— START OF Records for the task —
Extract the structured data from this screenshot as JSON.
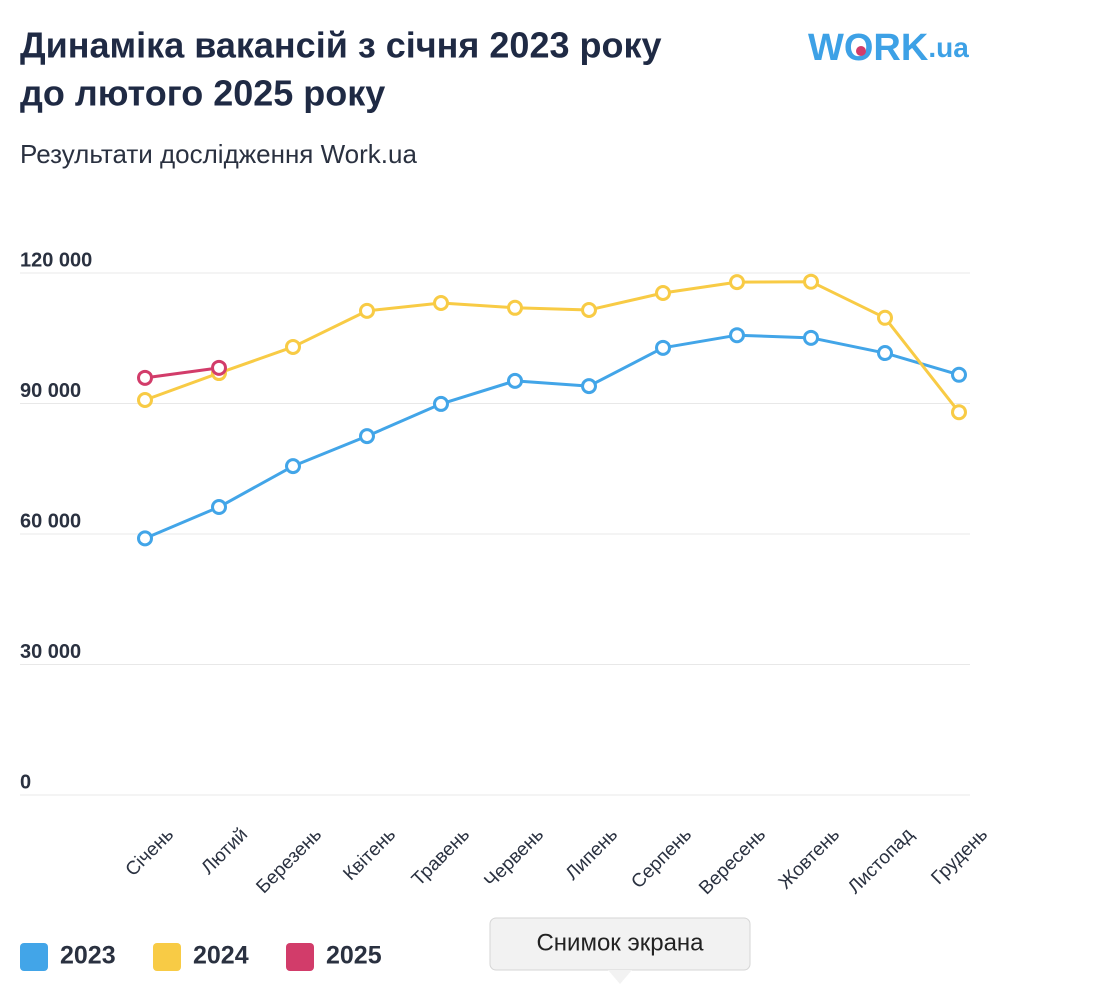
{
  "chart_data": {
    "type": "line",
    "title": "Динаміка вакансій з січня 2023 року",
    "title_line2": "до лютого 2025 року",
    "subtitle": "Результати дослідження Work.ua",
    "logo": {
      "main": "WORK",
      "suffix": ".ua"
    },
    "tooltip": "Снимок экрана",
    "categories": [
      "Січень",
      "Лютий",
      "Березень",
      "Квітень",
      "Травень",
      "Червень",
      "Липень",
      "Серпень",
      "Вересень",
      "Жовтень",
      "Листопад",
      "Грудень"
    ],
    "series": [
      {
        "name": "2023",
        "color": "#42a5e8",
        "values": [
          59000,
          66200,
          75600,
          82500,
          89900,
          95200,
          94000,
          102800,
          105700,
          105100,
          101600,
          96600
        ]
      },
      {
        "name": "2024",
        "color": "#f8cb45",
        "values": [
          90800,
          97000,
          103000,
          111300,
          113100,
          112000,
          111500,
          115400,
          117900,
          118000,
          109700,
          88000
        ]
      },
      {
        "name": "2025",
        "color": "#d23c6a",
        "values": [
          95900,
          98200,
          null,
          null,
          null,
          null,
          null,
          null,
          null,
          null,
          null,
          null
        ]
      }
    ],
    "ylim": [
      0,
      120000
    ],
    "yticks": [
      0,
      {
        "value": 30000,
        "label": "30 000"
      },
      {
        "value": 60000,
        "label": "60 000"
      },
      {
        "value": 90000,
        "label": "90 000"
      },
      {
        "value": 120000,
        "label": "120 000"
      }
    ],
    "grid": true
  }
}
— END OF Records for the task —
Set task – Print out the material word for word, omitting the pictures.

Reply –
Extract the structured data from this screenshot as JSON.
{
  "chart_data": {
    "type": "line",
    "title": "Динаміка вакансій з січня 2023 року",
    "title_line2": "до лютого 2025 року",
    "subtitle": "Результати дослідження Work.ua",
    "logo": {
      "main": "WORK",
      "suffix": ".ua"
    },
    "tooltip": "Снимок экрана",
    "categories": [
      "Січень",
      "Лютий",
      "Березень",
      "Квітень",
      "Травень",
      "Червень",
      "Липень",
      "Серпень",
      "Вересень",
      "Жовтень",
      "Листопад",
      "Грудень"
    ],
    "series": [
      {
        "name": "2023",
        "color": "#42a5e8",
        "values": [
          59000,
          66200,
          75600,
          82500,
          89900,
          95200,
          94000,
          102800,
          105700,
          105100,
          101600,
          96600
        ]
      },
      {
        "name": "2024",
        "color": "#f8cb45",
        "values": [
          90800,
          97000,
          103000,
          111300,
          113100,
          112000,
          111500,
          115400,
          117900,
          118000,
          109700,
          88000
        ]
      },
      {
        "name": "2025",
        "color": "#d23c6a",
        "values": [
          95900,
          98200,
          null,
          null,
          null,
          null,
          null,
          null,
          null,
          null,
          null,
          null
        ]
      }
    ],
    "ylim": [
      0,
      120000
    ],
    "yticks": [
      0,
      {
        "value": 30000,
        "label": "30 000"
      },
      {
        "value": 60000,
        "label": "60 000"
      },
      {
        "value": 90000,
        "label": "90 000"
      },
      {
        "value": 120000,
        "label": "120 000"
      }
    ],
    "grid": true
  }
}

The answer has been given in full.